Each line of the listing must be transcribed exactly, except for the images, which should be excluded.

Items from a data source:

___

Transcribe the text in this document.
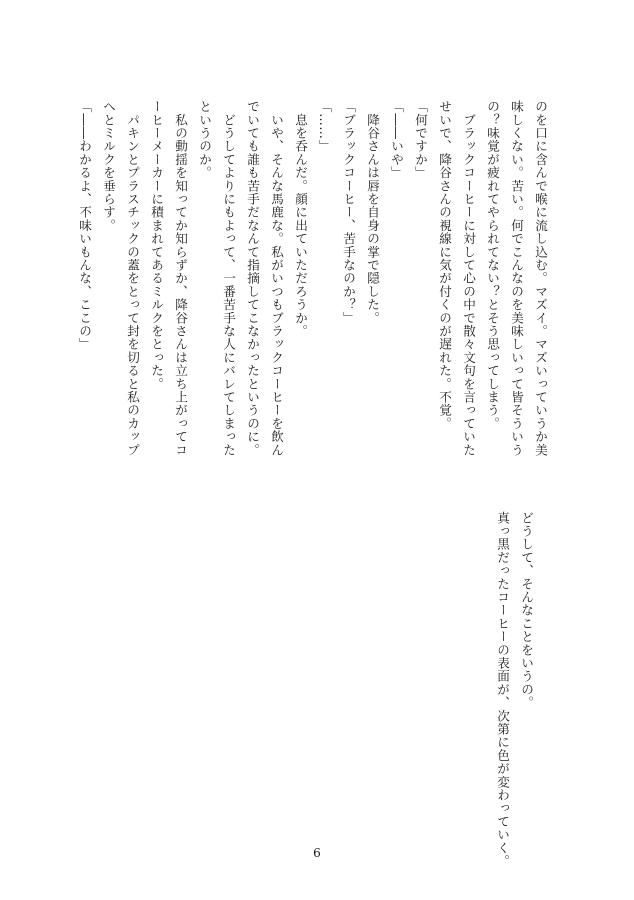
のを口に含んで喉に流し込む。マズイ。マズいっていうか美
味しくない。苦い。何でこんなのを美味しいって皆そういう
の？味覚が疲れてやられてない？とそう思ってしまう。
　ブラックコーヒーに対して心の中で散々文句を言っていた
せいで、降谷さんの視線に気が付くのが遅れた。不覚。
「何ですか」
「――いや」
　降谷さんは唇を自身の掌で隠した。
「ブラックコーヒー、苦手なのか？」
「……」
　息を呑んだ。顔に出ていただろうか。
　いや、そんな馬鹿な。私がいつもブラックコーヒーを飲ん
でいても誰も苦手だなんて指摘してこなかったというのに。
　どうしてよりにもよって、一番苦手な人にバレてしまった
というのか。
　私の動揺を知ってか知らずか、降谷さんは立ち上がってコ
ーヒーメーカーに積まれてあるミルクをとった。
　パキンとプラスチックの蓋をとって封を切ると私のカップ
へとミルクを垂らす。
「――わかるよ、不味いもんな、ここの」
　どうして、そんなことをいうの。
　真っ黒だったコーヒーの表面が、次第に色が変わっていく。
6
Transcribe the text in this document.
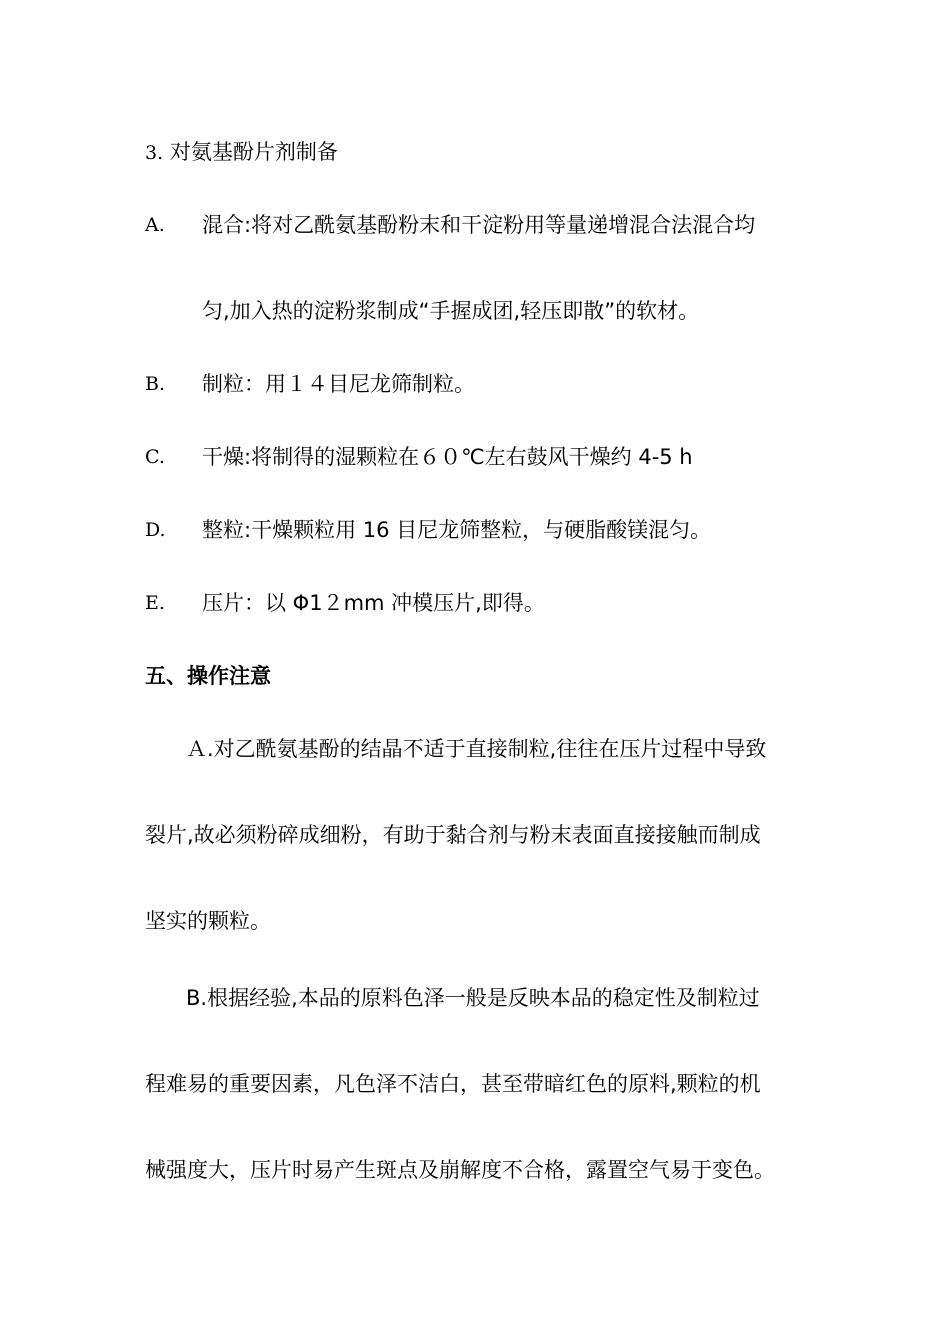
3. 对氨基酚片剂制备
A. 混合:将对乙酰氨基酚粉末和干淀粉用等量递增混合法混合均
匀,加入热的淀粉浆制成“手握成团,轻压即散”的软材。
B. 制粒：用１４目尼龙筛制粒。
C. 干燥:将制得的湿颗粒在６０℃左右鼓风干燥约 4-5 h
D. 整粒:干燥颗粒用 16 目尼龙筛整粒，与硬脂酸镁混匀。
E. 压片：以 Φ1２mm 冲模压片,即得。
五、操作注意
Ａ.对乙酰氨基酚的结晶不适于直接制粒,往往在压片过程中导致
裂片,故必须粉碎成细粉，有助于黏合剂与粉末表面直接接触而制成
坚实的颗粒。
B.根据经验,本品的原料色泽一般是反映本品的稳定性及制粒过
程难易的重要因素，凡色泽不洁白，甚至带暗红色的原料,颗粒的机
械强度大，压片时易产生斑点及崩解度不合格，露置空气易于变色。
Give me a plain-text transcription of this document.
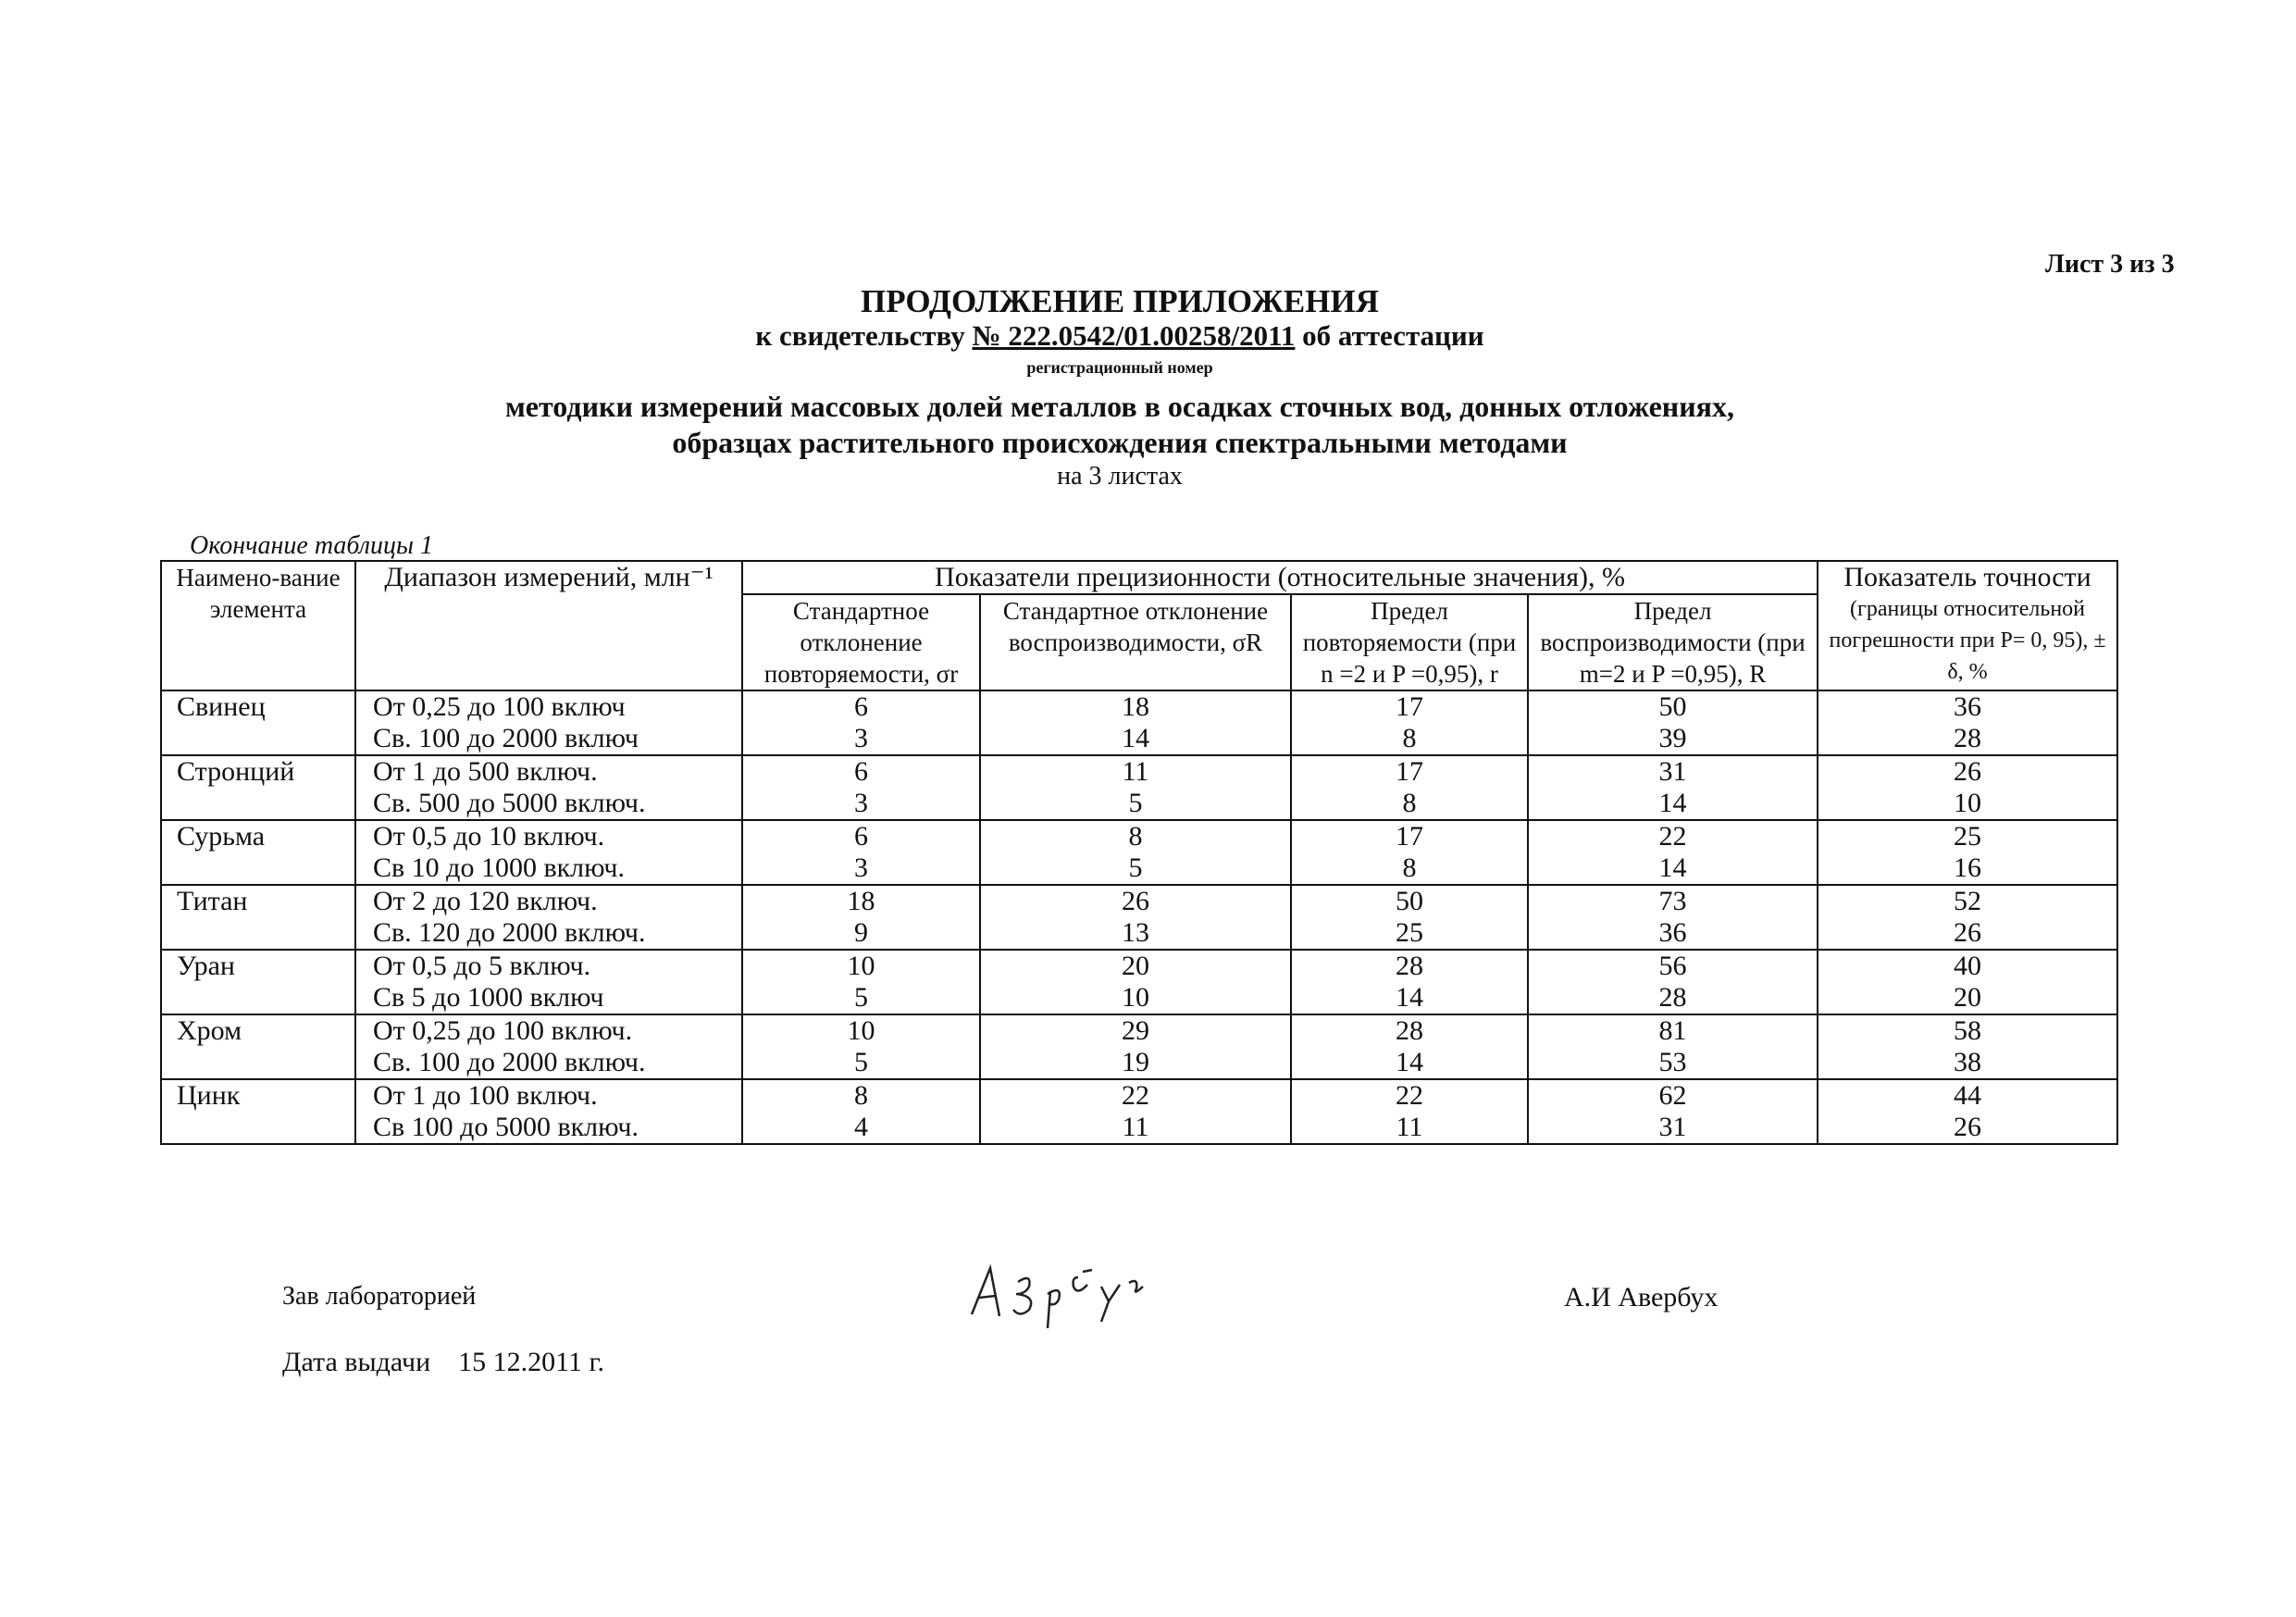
Лист 3 из 3
ПРОДОЛЖЕНИЕ ПРИЛОЖЕНИЯ
к свидетельству № 222.0542/01.00258/2011 об аттестации
регистрационный номер
методики измерений массовых долей металлов в осадках сточных вод, донных отложениях,
образцах растительного происхождения спектральными методами
на 3 листах
Окончание таблицы 1
Наимено-вание элемента	Диапазон измерений, млн⁻¹	Показатели прецизионности (относительные значения), %				Показатель точности
(границы относительной погрешности при P= 0, 95), ± δ, %

		Стандартное отклонение повторяемости, σr	Стандартное отклонение воспроизводимости, σR	Предел повторяемости (при n =2 и P =0,95), r	Предел воспроизводимости (при m=2 и P =0,95), R	
Свинец	От 0,25 до 100 включ	6	18	17	50	36
	Св. 100 до 2000 включ	3	14	8	39	28
Стронций	От 1 до 500 включ.	6	11	17	31	26
	Св. 500 до 5000 включ.	3	5	8	14	10
Сурьма	От 0,5 до 10 включ.	6	8	17	22	25
	Св 10 до 1000 включ.	3	5	8	14	16
Титан	От 2 до 120 включ.	18	26	50	73	52
	Св. 120 до 2000 включ.	9	13	25	36	26
Уран	От 0,5 до 5 включ.	10	20	28	56	40
	Св 5 до 1000 включ	5	10	14	28	20
Хром	От 0,25 до 100 включ.	10	29	28	81	58
	Св. 100 до 2000 включ.	5	19	14	53	38
Цинк	От 1 до 100 включ.	8	22	22	62	44
	Св 100 до 5000 включ.	4	11	11	31	26
Зав лабораторией	А.И Авербух
Дата выдачи 15 12.2011 г.
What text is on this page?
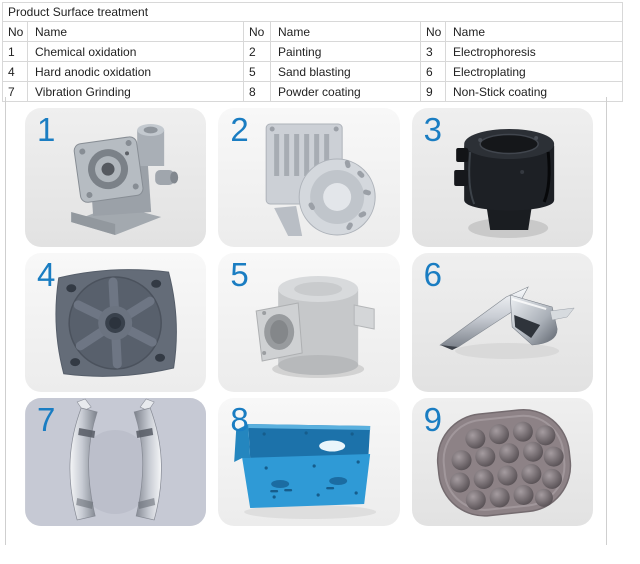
Product Surface treatment					
No	Name	No	Name	No	Name
1	Chemical oxidation	2	Painting	3	Electrophoresis
4	Hard anodic oxidation	5	Sand blasting	6	Electroplating
7	Vibration Grinding	8	Powder coating	9	Non-Stick coating
1	2	3
4	5	6
7	8	9
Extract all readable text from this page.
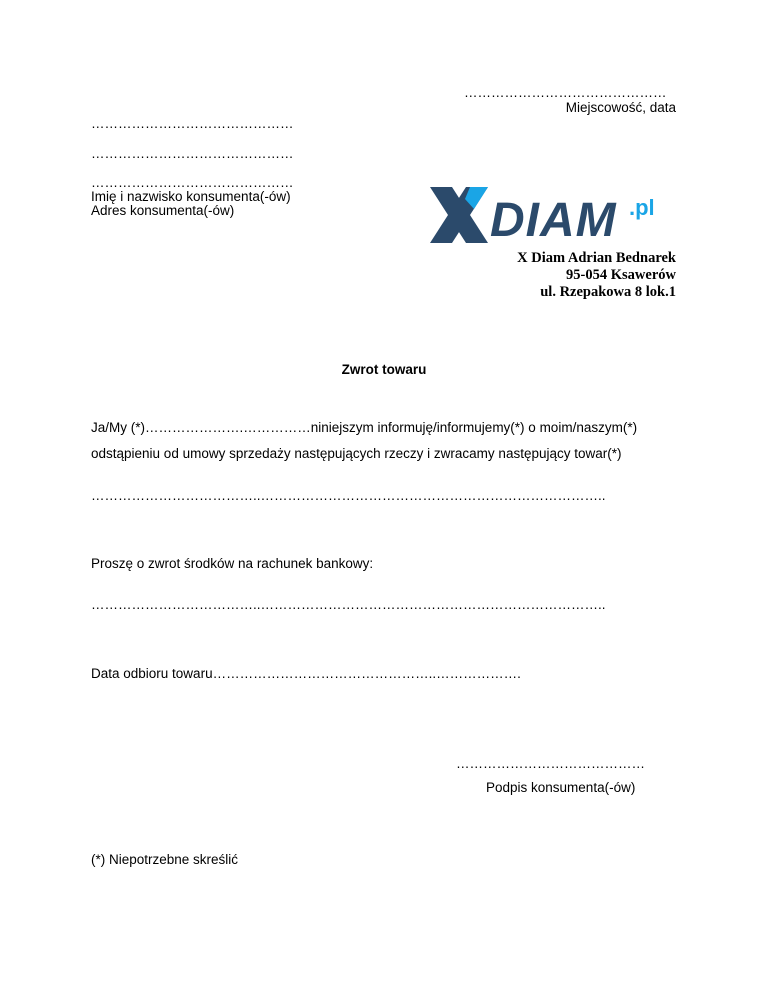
………………………………………
Miejscowość, data
………………………………………
………………………………………
………………………………………
Imię i nazwisko konsumenta(-ów)
Adres konsumenta(-ów)	DIAM .pl
X Diam Adrian Bednarek
95-054 Ksawerów
ul. Rzepakowa 8 lok.1
Zwrot towaru
Ja/My (*)………………….……………niniejszym informuję/informujemy(*) o moim/naszym(*)
odstąpieniu od umowy sprzedaży następujących rzeczy i zwracamy następujący towar(*)
………………………………..…………………………………………………………………..
Proszę o zwrot środków na rachunek bankowy:
………………………………..…………………………………………………………………..
Data odbioru towaru…………………………………………..……………….
……………………………………
Podpis konsumenta(-ów)
(*) Niepotrzebne skreślić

___

The solution:
Transcribe the text in this document.
のを口に含んで喉に流し込む。マズイ。マズいっていうか美
味しくない。苦い。何でこんなのを美味しいって皆そういう
の？味覚が疲れてやられてない？とそう思ってしまう。
　ブラックコーヒーに対して心の中で散々文句を言っていた
せいで、降谷さんの視線に気が付くのが遅れた。不覚。
「何ですか」
「――いや」
　降谷さんは唇を自身の掌で隠した。
「ブラックコーヒー、苦手なのか？」
「……」
　息を呑んだ。顔に出ていただろうか。
　いや、そんな馬鹿な。私がいつもブラックコーヒーを飲ん
でいても誰も苦手だなんて指摘してこなかったというのに。
　どうしてよりにもよって、一番苦手な人にバレてしまった
というのか。
　私の動揺を知ってか知らずか、降谷さんは立ち上がってコ
ーヒーメーカーに積まれてあるミルクをとった。
　パキンとプラスチックの蓋をとって封を切ると私のカップ
へとミルクを垂らす。
「――わかるよ、不味いもんな、ここの」
　どうして、そんなことをいうの。
　真っ黒だったコーヒーの表面が、次第に色が変わっていく。
6
Transcribe the text in this document.
3. 对氨基酚片剂制备
A. 混合:将对乙酰氨基酚粉末和干淀粉用等量递增混合法混合均
匀,加入热的淀粉浆制成“手握成团,轻压即散”的软材。
B. 制粒：用１４目尼龙筛制粒。
C. 干燥:将制得的湿颗粒在６０℃左右鼓风干燥约 4-5 h
D. 整粒:干燥颗粒用 16 目尼龙筛整粒，与硬脂酸镁混匀。
E. 压片：以 Φ1２mm 冲模压片,即得。
五、操作注意
Ａ.对乙酰氨基酚的结晶不适于直接制粒,往往在压片过程中导致
裂片,故必须粉碎成细粉，有助于黏合剂与粉末表面直接接触而制成
坚实的颗粒。
B.根据经验,本品的原料色泽一般是反映本品的稳定性及制粒过
程难易的重要因素，凡色泽不洁白，甚至带暗红色的原料,颗粒的机
械强度大，压片时易产生斑点及崩解度不合格，露置空气易于变色。
Give me a plain-text transcription of this document.
Лист 3 из 3
ПРОДОЛЖЕНИЕ ПРИЛОЖЕНИЯ
к свидетельству № 222.0542/01.00258/2011 об аттестации
регистрационный номер
методики измерений массовых долей металлов в осадках сточных вод, донных отложениях,
образцах растительного происхождения спектральными методами
на 3 листах
Окончание таблицы 1
Наимено-вание элемента	Диапазон измерений, млн⁻¹	Показатели прецизионности (относительные значения), %				Показатель точности
(границы относительной погрешности при P= 0, 95), ± δ, %

		Стандартное отклонение повторяемости, σr	Стандартное отклонение воспроизводимости, σR	Предел повторяемости (при n =2 и P =0,95), r	Предел воспроизводимости (при m=2 и P =0,95), R	
Свинец	От 0,25 до 100 включ	6	18	17	50	36
	Св. 100 до 2000 включ	3	14	8	39	28
Стронций	От 1 до 500 включ.	6	11	17	31	26
	Св. 500 до 5000 включ.	3	5	8	14	10
Сурьма	От 0,5 до 10 включ.	6	8	17	22	25
	Св 10 до 1000 включ.	3	5	8	14	16
Титан	От 2 до 120 включ.	18	26	50	73	52
	Св. 120 до 2000 включ.	9	13	25	36	26
Уран	От 0,5 до 5 включ.	10	20	28	56	40
	Св 5 до 1000 включ	5	10	14	28	20
Хром	От 0,25 до 100 включ.	10	29	28	81	58
	Св. 100 до 2000 включ.	5	19	14	53	38
Цинк	От 1 до 100 включ.	8	22	22	62	44
	Св 100 до 5000 включ.	4	11	11	31	26
Зав лабораторией	А.И Авербух
Дата выдачи 15 12.2011 г.
What text is on this page?
Product Surface treatment					
No	Name	No	Name	No	Name
1	Chemical oxidation	2	Painting	3	Electrophoresis
4	Hard anodic oxidation	5	Sand blasting	6	Electroplating
7	Vibration Grinding	8	Powder coating	9	Non-Stick coating
1	2	3
4	5	6
7	8	9
Extract all readable text from this page.
………………………………………
Miejscowość, data
………………………………………
………………………………………
………………………………………
Imię i nazwisko konsumenta(-ów)
Adres konsumenta(-ów)	DIAM .pl
X Diam Adrian Bednarek
95-054 Ksawerów
ul. Rzepakowa 8 lok.1
Zwrot towaru
Ja/My (*)………………….……………niniejszym informuję/informujemy(*) o moim/naszym(*)
odstąpieniu od umowy sprzedaży następujących rzeczy i zwracamy następujący towar(*)
………………………………..…………………………………………………………………..
Proszę o zwrot środków na rachunek bankowy:
………………………………..…………………………………………………………………..
Data odbioru towaru…………………………………………..……………….
……………………………………
Podpis konsumenta(-ów)
(*) Niepotrzebne skreślić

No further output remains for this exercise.